───── Data to use

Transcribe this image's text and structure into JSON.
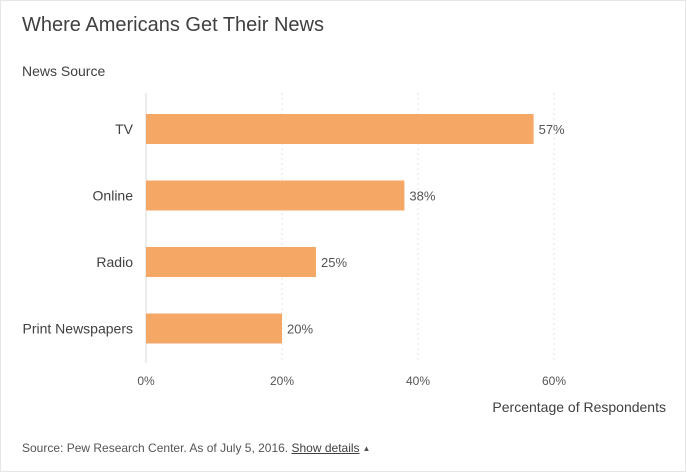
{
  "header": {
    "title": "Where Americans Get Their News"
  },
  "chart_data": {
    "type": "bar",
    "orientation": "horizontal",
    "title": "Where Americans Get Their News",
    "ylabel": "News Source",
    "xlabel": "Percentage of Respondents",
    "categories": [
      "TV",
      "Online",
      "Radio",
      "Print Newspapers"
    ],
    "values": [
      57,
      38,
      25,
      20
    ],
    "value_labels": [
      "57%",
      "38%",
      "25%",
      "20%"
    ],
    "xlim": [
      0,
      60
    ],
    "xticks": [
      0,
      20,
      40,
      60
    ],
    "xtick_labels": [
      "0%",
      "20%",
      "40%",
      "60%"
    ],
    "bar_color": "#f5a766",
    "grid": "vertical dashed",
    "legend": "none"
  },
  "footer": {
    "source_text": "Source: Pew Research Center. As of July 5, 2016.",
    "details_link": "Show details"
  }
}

──────────
───── Data to use

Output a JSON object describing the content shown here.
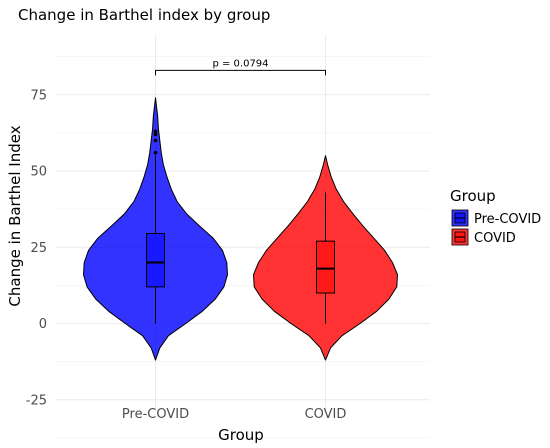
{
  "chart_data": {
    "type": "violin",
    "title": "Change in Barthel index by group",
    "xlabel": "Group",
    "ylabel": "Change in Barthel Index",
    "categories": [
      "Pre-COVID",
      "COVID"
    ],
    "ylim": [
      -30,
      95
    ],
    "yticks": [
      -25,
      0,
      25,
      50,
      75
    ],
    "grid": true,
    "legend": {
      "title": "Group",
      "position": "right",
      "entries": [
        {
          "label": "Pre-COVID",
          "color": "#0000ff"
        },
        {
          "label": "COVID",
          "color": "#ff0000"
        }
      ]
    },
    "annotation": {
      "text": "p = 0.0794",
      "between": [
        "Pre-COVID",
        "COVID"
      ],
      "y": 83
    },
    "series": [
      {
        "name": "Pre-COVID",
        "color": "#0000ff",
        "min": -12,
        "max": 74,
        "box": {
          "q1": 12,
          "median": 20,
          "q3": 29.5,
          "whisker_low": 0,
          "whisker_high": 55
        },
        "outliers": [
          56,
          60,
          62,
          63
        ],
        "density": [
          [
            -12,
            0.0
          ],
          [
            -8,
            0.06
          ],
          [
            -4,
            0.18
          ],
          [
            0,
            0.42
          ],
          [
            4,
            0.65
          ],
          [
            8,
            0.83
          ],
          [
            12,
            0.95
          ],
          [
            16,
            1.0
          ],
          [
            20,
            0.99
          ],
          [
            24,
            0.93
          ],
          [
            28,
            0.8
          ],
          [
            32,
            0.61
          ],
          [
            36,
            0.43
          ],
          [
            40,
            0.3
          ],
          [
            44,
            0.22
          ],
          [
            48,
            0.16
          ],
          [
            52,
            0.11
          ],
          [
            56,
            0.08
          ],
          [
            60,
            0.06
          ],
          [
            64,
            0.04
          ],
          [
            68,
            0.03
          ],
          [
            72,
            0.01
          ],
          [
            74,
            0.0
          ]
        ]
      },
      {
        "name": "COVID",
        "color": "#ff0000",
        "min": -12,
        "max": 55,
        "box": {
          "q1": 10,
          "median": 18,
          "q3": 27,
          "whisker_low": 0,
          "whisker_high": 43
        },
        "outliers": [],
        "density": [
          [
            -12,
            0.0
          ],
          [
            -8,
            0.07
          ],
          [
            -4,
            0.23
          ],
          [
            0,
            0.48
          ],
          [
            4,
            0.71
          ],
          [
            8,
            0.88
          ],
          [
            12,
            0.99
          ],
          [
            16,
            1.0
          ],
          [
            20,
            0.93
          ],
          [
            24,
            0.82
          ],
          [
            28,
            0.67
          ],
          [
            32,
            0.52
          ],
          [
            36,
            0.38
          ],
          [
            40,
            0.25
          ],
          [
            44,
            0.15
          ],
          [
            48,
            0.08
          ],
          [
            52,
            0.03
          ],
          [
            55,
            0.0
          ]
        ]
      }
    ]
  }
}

──────────

■ **Requirements**: Find all the lines containing "Barthel" in the material, then copy them.

■ **Result of this task**:
    "title": "Change in Barthel index by group",
    "ylabel": "Change in Barthel Index",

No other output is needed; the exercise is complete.